# Set exercise
Copy each line that contains the word "الرجل".

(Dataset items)
= = = = =

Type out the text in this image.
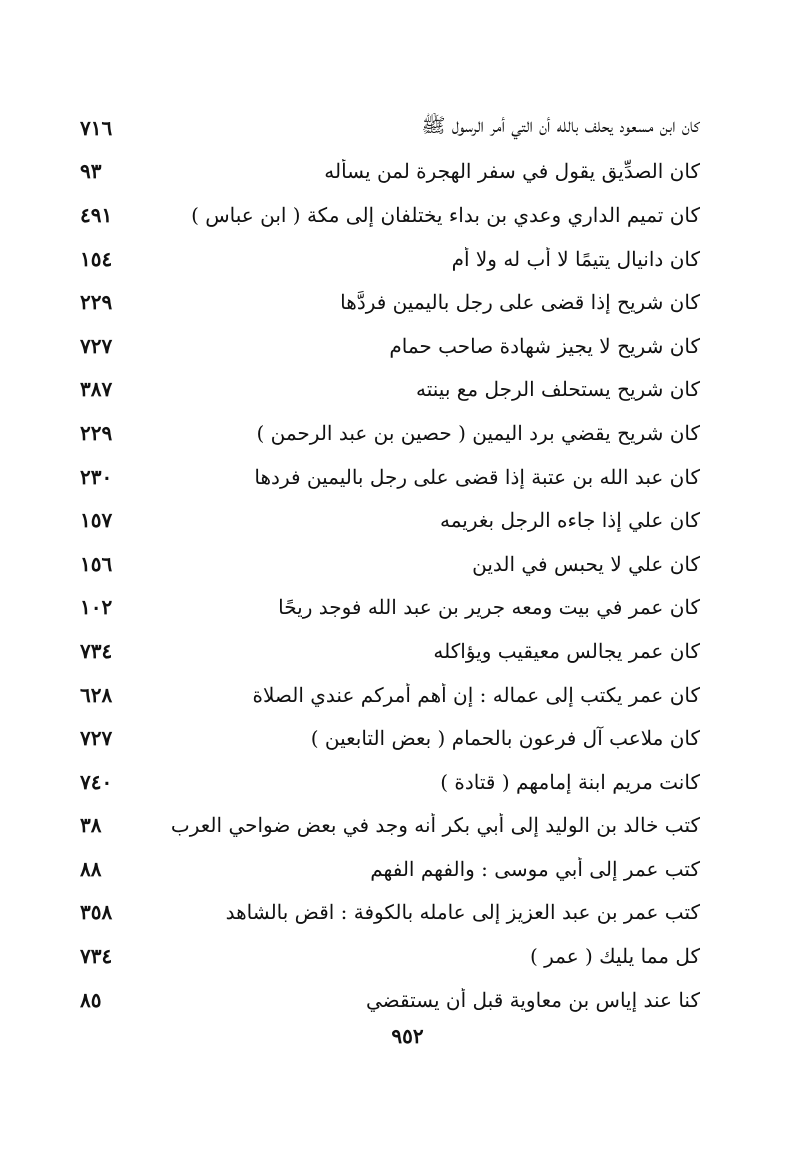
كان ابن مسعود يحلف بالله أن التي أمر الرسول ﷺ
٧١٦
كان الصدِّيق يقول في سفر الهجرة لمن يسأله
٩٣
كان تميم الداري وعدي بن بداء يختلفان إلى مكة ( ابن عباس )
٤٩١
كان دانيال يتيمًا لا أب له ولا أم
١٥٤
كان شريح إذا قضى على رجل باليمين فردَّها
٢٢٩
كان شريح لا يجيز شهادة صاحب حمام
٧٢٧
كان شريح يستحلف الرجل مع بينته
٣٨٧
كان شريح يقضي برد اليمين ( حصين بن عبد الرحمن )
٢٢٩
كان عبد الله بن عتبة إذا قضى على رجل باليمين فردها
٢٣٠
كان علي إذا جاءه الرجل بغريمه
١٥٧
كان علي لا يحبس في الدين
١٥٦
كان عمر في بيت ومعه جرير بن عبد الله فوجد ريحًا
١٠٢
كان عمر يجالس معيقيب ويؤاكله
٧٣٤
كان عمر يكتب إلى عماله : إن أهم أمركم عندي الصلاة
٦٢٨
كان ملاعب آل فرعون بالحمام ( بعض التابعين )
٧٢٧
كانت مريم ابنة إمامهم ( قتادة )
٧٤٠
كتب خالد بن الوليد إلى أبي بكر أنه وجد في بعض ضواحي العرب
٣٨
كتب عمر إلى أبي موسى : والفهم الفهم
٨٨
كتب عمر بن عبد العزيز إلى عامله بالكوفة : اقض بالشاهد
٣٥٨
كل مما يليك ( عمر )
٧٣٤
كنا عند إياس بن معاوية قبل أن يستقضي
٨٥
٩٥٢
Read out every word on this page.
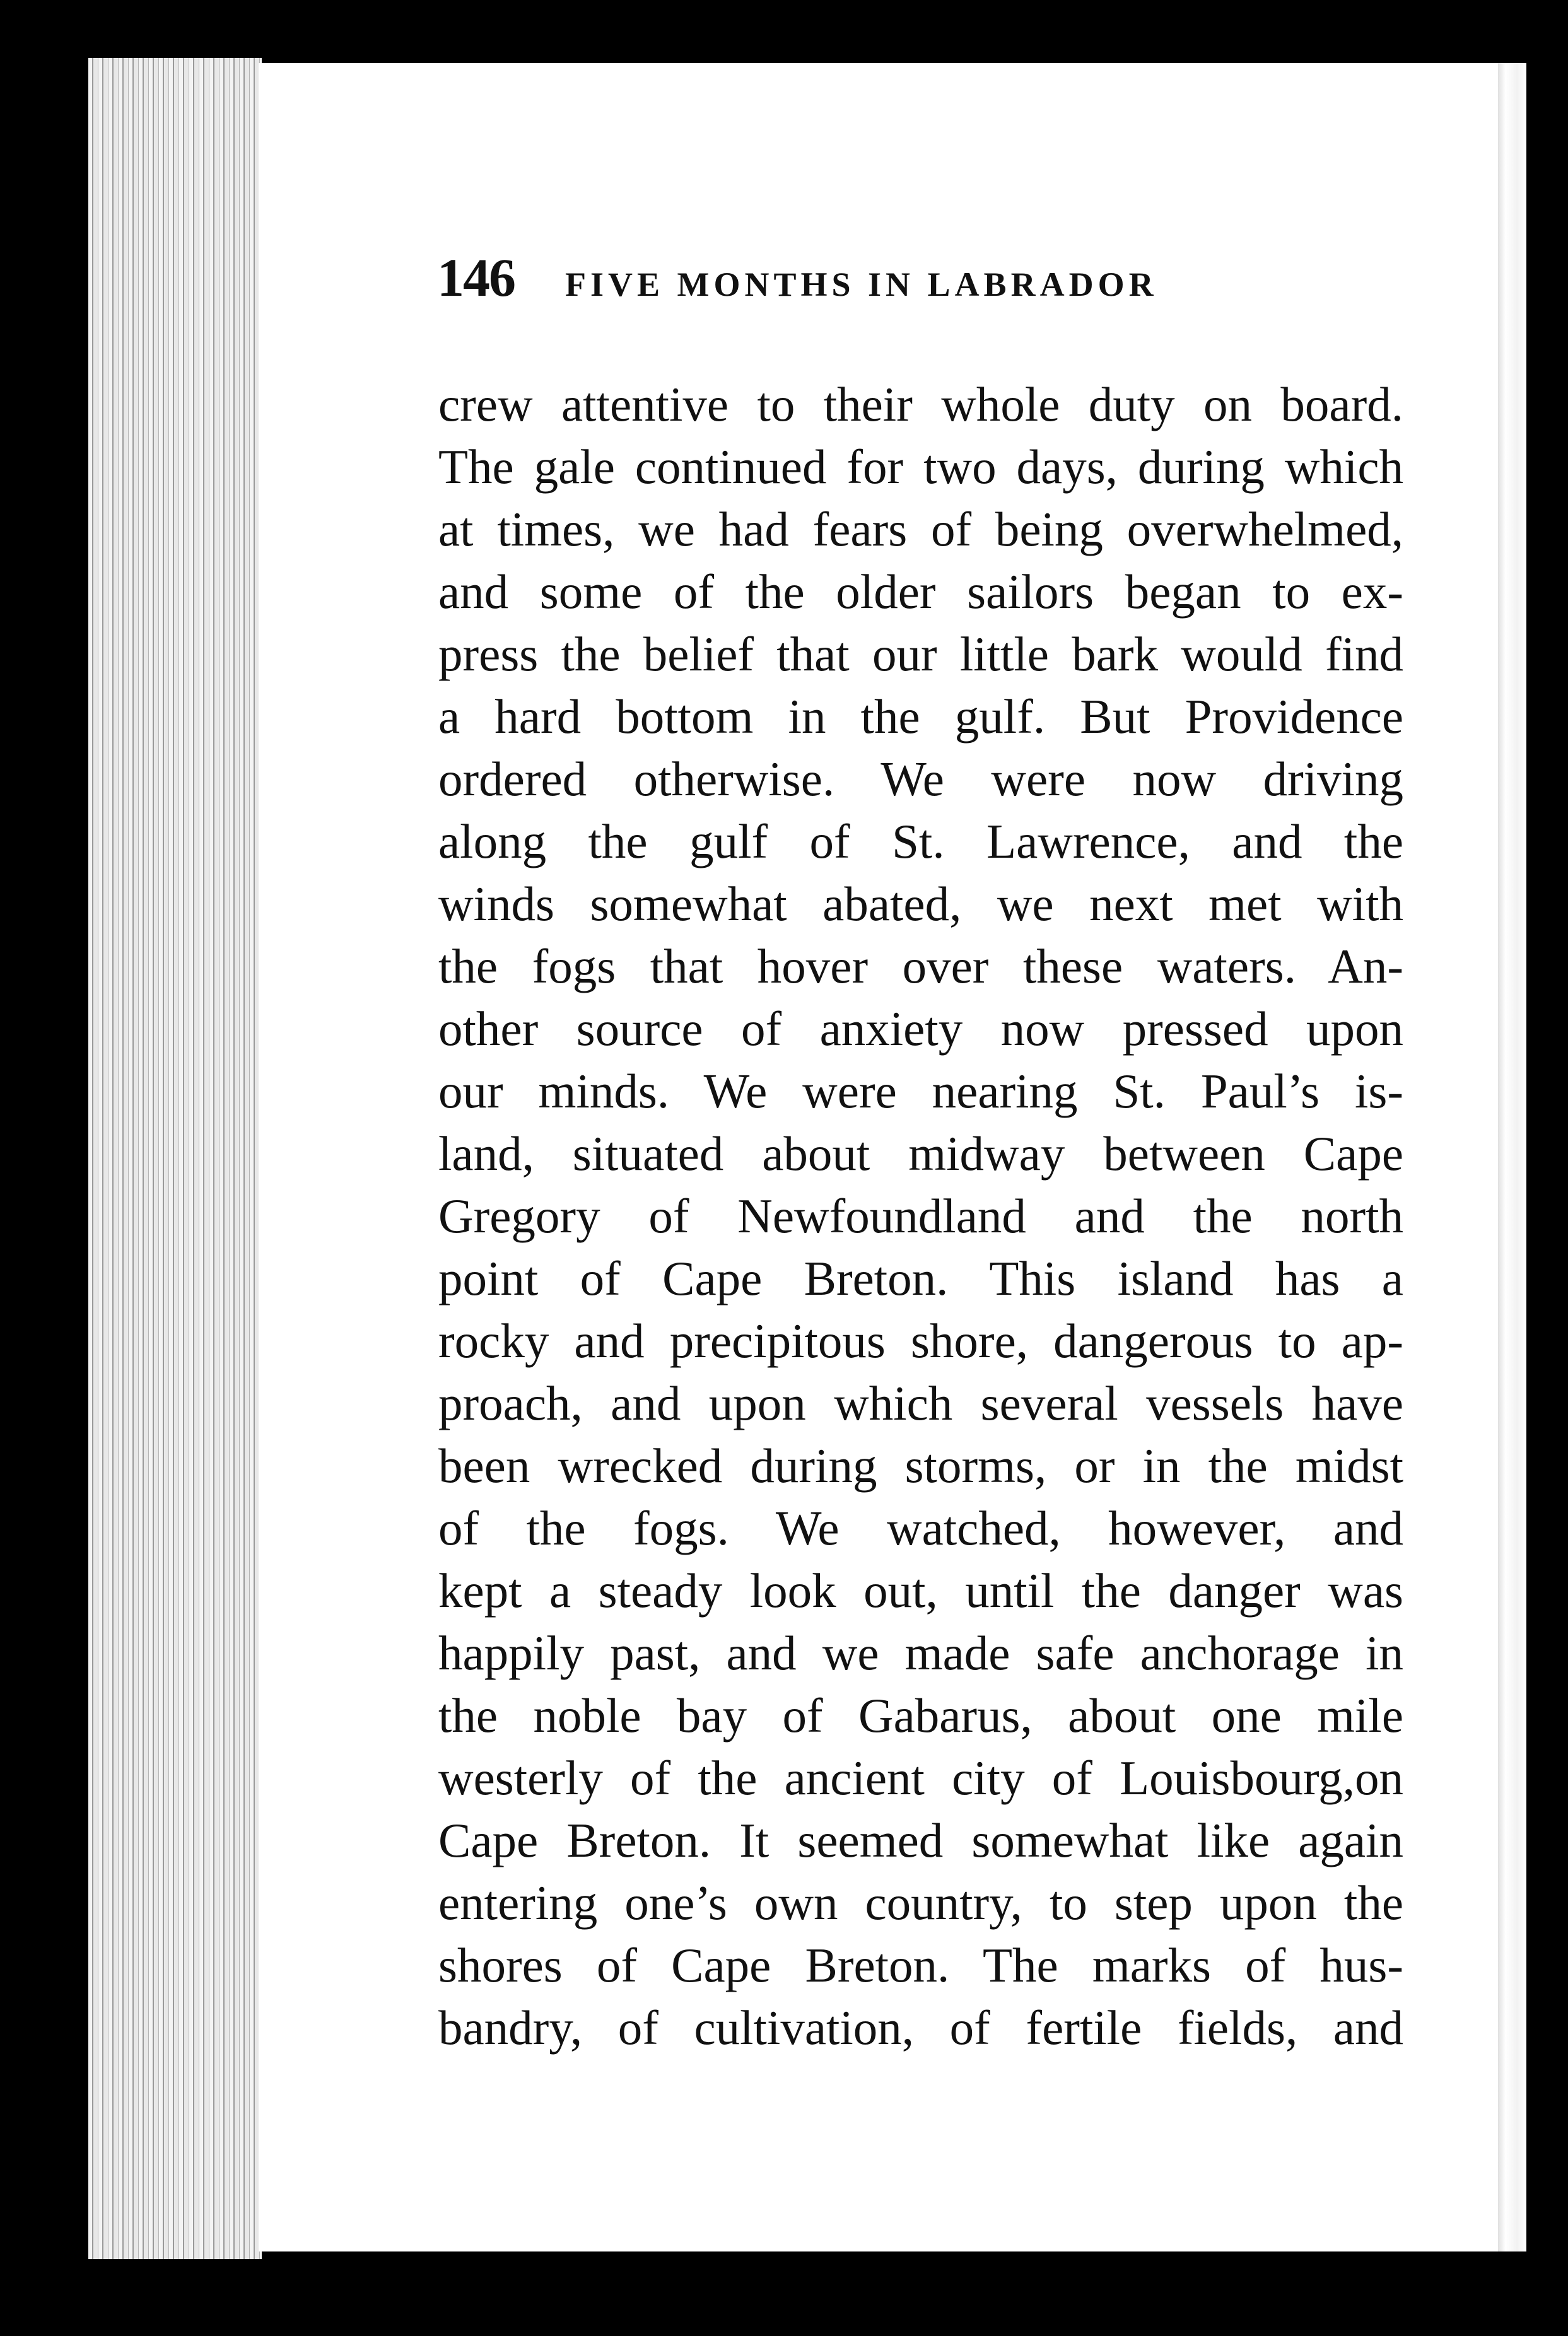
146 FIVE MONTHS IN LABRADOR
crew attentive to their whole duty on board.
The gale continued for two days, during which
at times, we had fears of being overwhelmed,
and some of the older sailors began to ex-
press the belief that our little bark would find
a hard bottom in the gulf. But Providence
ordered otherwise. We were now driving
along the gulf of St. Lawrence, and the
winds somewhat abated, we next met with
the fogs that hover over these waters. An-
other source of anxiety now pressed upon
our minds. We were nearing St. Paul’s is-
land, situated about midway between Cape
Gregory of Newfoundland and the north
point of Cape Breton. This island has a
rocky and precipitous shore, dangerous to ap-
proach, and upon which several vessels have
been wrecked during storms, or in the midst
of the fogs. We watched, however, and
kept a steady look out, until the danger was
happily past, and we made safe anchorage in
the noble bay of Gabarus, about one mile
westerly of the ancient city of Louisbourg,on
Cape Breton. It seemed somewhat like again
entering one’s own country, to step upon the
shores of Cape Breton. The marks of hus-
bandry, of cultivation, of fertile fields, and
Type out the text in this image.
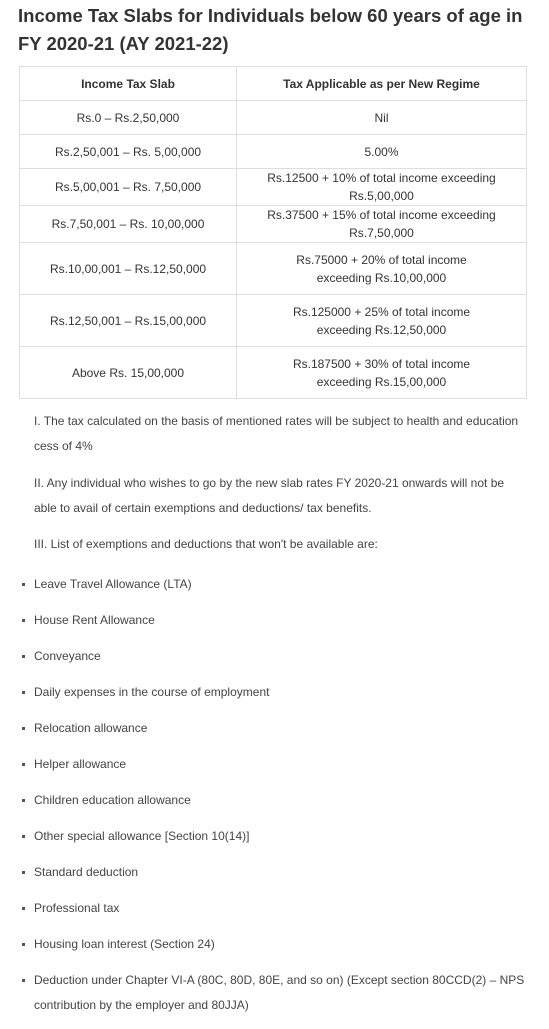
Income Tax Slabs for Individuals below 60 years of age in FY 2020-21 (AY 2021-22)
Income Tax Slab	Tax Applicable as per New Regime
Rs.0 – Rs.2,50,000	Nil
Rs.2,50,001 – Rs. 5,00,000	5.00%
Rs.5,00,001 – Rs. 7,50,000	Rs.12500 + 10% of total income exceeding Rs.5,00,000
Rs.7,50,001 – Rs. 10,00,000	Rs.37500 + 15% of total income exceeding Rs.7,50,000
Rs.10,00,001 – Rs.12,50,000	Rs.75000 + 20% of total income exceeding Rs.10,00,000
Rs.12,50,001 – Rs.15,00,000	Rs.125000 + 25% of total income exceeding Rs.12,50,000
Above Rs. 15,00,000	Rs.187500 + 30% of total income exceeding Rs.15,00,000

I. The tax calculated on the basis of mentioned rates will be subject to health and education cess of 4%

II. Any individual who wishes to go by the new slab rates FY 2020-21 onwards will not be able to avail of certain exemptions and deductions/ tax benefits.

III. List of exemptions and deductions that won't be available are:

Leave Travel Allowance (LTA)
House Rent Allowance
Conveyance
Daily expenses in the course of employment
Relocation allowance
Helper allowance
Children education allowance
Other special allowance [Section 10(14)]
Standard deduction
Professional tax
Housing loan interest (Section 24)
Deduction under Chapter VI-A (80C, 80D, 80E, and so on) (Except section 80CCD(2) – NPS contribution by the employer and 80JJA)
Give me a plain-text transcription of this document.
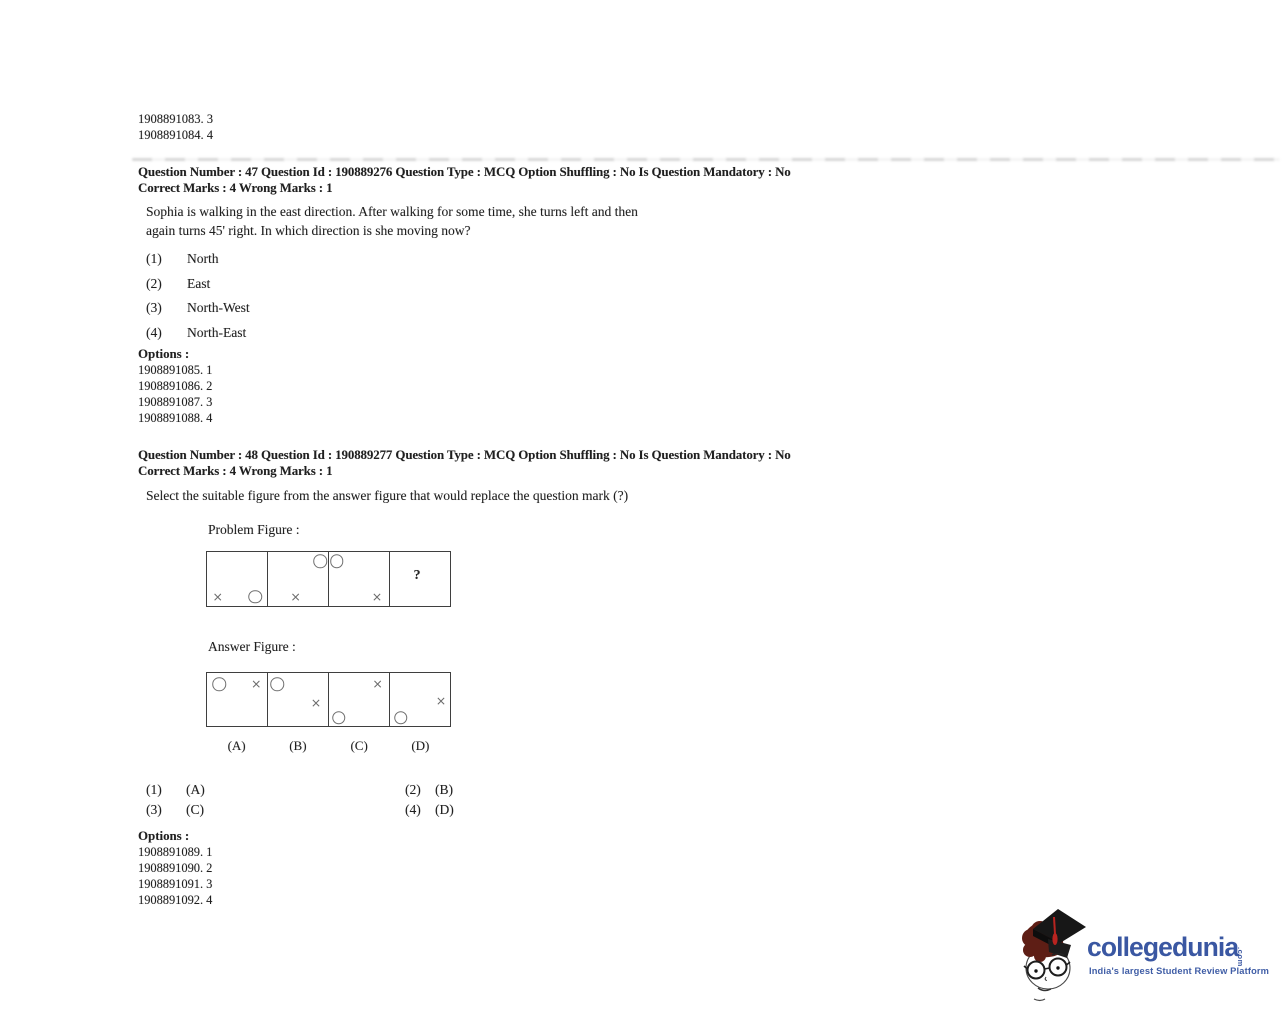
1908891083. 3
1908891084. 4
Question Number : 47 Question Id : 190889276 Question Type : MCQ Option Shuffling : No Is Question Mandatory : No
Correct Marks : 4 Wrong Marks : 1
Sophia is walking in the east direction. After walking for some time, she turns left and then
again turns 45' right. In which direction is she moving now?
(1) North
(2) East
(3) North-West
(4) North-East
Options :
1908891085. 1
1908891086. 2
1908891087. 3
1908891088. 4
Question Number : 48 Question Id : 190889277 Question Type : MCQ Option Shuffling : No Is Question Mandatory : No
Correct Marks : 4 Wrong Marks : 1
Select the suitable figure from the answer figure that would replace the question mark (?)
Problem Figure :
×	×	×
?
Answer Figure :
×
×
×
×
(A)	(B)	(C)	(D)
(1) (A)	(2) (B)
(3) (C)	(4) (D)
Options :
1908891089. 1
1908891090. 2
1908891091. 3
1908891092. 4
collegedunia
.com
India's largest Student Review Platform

= = = = =

# Reply
كان شريح يستحلف الرجل مع بينته
كان علي إذا جاءه الرجل بغريمه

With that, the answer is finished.